• [Required task]:
Below is a block of records. Copy every line in it that contains the word "title".

• [Data provided]:
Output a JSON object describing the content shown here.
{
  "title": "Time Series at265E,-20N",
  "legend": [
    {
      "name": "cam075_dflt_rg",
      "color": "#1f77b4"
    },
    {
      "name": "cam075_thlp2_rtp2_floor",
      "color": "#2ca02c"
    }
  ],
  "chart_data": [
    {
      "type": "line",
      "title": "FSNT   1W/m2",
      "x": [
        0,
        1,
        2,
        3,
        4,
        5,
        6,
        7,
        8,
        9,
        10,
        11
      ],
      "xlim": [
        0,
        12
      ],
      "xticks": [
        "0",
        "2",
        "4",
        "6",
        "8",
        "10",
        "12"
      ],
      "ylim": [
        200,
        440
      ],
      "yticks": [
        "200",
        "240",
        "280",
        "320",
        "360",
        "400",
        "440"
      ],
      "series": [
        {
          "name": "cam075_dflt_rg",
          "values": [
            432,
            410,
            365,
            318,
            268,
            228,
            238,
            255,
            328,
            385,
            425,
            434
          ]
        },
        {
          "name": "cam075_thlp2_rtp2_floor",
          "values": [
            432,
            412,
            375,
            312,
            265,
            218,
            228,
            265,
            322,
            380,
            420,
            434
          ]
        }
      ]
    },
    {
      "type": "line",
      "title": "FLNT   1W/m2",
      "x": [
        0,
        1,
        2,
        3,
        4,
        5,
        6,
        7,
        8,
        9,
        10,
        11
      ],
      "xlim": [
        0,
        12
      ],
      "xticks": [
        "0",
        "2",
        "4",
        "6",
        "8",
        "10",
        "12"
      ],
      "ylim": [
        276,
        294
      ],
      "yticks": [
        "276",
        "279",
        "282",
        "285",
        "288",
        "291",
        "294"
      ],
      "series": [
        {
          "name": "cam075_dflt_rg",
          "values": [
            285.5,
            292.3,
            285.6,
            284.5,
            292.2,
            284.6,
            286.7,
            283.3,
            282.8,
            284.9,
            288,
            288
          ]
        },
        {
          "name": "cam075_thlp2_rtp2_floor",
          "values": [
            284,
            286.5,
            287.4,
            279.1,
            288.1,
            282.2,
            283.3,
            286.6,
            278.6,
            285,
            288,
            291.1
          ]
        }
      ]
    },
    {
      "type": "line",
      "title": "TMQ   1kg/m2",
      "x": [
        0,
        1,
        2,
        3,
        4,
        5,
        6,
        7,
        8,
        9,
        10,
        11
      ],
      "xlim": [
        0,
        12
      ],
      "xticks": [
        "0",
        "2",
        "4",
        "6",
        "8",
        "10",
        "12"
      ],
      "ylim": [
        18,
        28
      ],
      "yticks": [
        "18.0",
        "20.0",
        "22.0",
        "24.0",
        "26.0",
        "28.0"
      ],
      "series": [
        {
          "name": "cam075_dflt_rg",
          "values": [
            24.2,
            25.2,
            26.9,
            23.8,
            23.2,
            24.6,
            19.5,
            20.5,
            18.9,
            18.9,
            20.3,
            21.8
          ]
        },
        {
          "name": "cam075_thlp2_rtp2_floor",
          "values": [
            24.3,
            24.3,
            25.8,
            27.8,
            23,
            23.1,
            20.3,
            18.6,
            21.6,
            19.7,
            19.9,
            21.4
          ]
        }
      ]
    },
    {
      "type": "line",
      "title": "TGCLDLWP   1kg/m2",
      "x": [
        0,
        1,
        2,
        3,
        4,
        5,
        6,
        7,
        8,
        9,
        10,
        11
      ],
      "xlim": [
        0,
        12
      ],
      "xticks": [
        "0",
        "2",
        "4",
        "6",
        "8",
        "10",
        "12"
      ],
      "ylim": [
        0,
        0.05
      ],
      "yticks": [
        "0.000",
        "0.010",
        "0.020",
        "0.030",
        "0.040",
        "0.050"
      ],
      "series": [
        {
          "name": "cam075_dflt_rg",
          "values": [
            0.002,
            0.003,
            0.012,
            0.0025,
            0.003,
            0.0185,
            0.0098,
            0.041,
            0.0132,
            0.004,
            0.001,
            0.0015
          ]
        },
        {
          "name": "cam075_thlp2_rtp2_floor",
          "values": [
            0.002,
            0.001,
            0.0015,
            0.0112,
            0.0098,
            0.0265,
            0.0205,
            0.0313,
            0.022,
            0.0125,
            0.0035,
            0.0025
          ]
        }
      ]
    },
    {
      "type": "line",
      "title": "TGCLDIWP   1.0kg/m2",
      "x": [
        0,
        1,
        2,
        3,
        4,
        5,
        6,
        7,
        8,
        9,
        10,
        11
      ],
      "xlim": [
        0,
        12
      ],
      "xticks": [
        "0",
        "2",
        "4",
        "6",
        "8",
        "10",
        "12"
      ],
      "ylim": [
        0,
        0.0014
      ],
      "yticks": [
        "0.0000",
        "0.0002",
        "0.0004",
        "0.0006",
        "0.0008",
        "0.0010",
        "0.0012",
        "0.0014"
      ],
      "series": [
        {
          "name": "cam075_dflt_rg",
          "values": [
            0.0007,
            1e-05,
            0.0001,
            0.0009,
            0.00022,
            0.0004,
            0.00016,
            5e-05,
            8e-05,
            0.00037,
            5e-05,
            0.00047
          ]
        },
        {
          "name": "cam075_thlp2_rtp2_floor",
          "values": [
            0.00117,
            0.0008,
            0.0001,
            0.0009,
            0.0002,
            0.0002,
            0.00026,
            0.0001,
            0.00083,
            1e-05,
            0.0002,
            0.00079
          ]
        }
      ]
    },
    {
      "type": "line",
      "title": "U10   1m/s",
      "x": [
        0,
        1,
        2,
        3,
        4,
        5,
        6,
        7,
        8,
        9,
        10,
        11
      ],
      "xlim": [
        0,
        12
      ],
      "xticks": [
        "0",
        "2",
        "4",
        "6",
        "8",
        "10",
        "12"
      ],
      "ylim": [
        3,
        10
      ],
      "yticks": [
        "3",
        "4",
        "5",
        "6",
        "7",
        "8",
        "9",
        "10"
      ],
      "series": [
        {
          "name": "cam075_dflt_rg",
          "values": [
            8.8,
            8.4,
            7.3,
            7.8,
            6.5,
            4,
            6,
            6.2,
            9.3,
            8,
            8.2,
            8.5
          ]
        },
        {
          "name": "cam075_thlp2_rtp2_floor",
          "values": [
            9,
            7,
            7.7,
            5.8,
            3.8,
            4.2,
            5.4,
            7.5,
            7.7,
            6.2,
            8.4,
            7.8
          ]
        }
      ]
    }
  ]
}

• [Solution]:
  "title": "Time Series at265E,-20N",
      "title": "FSNT   1W/m2",
      "title": "FLNT   1W/m2",
      "title": "TMQ   1kg/m2",
      "title": "TGCLDLWP   1kg/m2",
      "title": "TGCLDIWP   1.0kg/m2",
      "title": "U10   1m/s",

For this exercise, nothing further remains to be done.